## START Material for the task

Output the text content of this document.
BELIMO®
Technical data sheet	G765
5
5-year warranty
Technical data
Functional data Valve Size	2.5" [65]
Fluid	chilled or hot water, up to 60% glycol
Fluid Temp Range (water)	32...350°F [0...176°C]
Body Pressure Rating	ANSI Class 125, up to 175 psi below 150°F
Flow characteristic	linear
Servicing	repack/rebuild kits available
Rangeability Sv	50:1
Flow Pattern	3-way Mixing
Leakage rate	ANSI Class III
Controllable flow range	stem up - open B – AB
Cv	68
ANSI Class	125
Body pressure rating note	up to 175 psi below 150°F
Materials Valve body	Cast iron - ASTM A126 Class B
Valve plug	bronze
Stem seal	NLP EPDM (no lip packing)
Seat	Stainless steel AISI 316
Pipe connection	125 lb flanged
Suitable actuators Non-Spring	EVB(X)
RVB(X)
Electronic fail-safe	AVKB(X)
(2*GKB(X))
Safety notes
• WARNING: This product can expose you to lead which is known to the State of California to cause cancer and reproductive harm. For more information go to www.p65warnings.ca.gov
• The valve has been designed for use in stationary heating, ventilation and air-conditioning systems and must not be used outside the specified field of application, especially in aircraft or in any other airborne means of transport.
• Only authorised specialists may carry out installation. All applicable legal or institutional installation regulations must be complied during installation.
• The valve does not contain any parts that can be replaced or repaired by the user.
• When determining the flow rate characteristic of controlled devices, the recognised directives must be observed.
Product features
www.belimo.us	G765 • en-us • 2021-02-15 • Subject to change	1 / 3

## END Material for the task
## START Material for the task

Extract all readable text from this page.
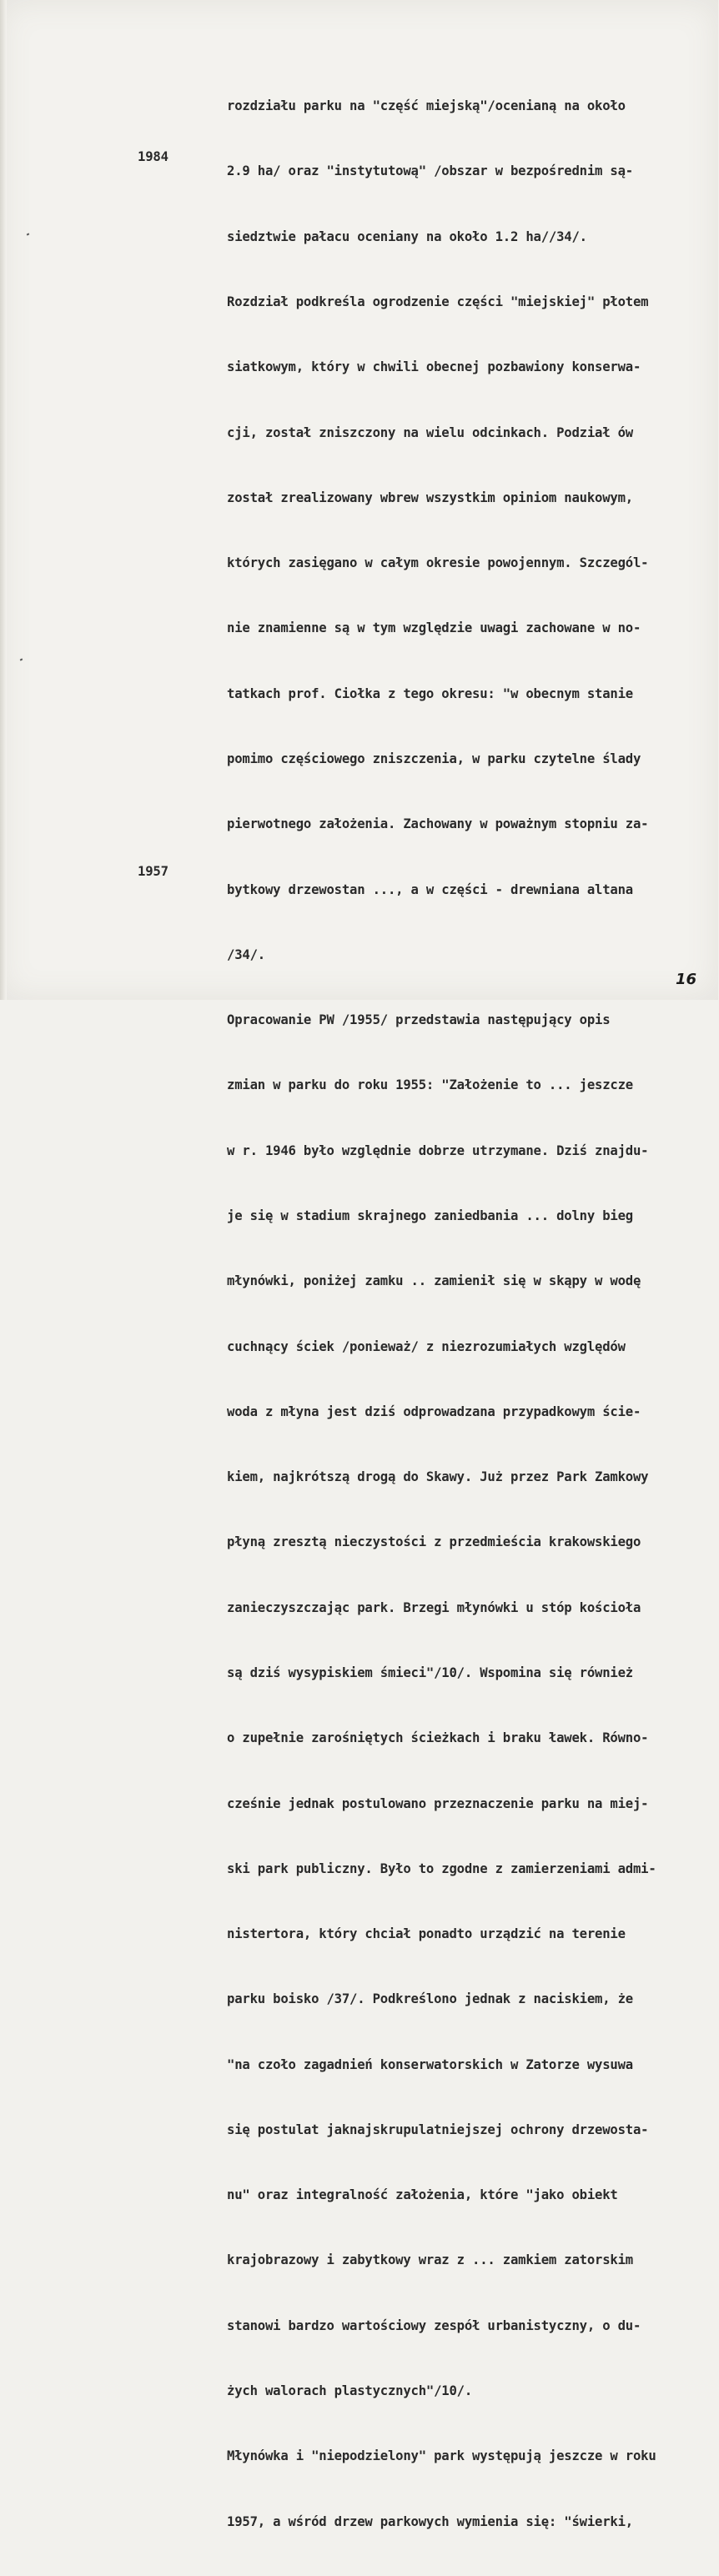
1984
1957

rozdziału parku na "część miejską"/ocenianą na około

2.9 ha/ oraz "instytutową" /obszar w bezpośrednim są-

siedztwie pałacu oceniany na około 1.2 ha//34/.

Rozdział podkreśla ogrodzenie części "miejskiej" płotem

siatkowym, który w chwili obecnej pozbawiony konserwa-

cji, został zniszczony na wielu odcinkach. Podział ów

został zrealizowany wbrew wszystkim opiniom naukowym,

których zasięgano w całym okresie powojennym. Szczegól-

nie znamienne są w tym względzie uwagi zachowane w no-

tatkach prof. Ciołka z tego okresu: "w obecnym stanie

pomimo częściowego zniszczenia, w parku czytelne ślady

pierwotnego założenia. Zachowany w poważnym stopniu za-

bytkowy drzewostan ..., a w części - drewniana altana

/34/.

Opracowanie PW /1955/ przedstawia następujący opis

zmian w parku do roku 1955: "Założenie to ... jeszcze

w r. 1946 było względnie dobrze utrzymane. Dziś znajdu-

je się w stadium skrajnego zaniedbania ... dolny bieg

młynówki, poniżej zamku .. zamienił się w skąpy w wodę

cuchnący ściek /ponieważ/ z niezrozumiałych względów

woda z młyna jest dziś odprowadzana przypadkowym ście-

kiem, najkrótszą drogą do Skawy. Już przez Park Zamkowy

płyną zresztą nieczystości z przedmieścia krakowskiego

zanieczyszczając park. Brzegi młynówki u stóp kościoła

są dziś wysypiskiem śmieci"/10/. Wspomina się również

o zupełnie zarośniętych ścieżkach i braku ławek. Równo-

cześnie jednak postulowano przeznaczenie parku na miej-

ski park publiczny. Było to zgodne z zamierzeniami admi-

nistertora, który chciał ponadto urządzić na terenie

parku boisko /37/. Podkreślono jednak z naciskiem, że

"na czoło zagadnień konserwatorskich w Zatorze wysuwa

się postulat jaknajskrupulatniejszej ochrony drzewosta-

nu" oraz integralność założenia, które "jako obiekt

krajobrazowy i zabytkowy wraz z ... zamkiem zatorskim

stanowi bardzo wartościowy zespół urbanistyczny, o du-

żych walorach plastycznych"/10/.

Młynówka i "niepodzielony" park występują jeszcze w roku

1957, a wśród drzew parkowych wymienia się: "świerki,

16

## END Material for the task

§ **Short task**
Copy every line of the records above that contains "Technical".

§ **Expected answer**
Technical data sheet	G765
Technical data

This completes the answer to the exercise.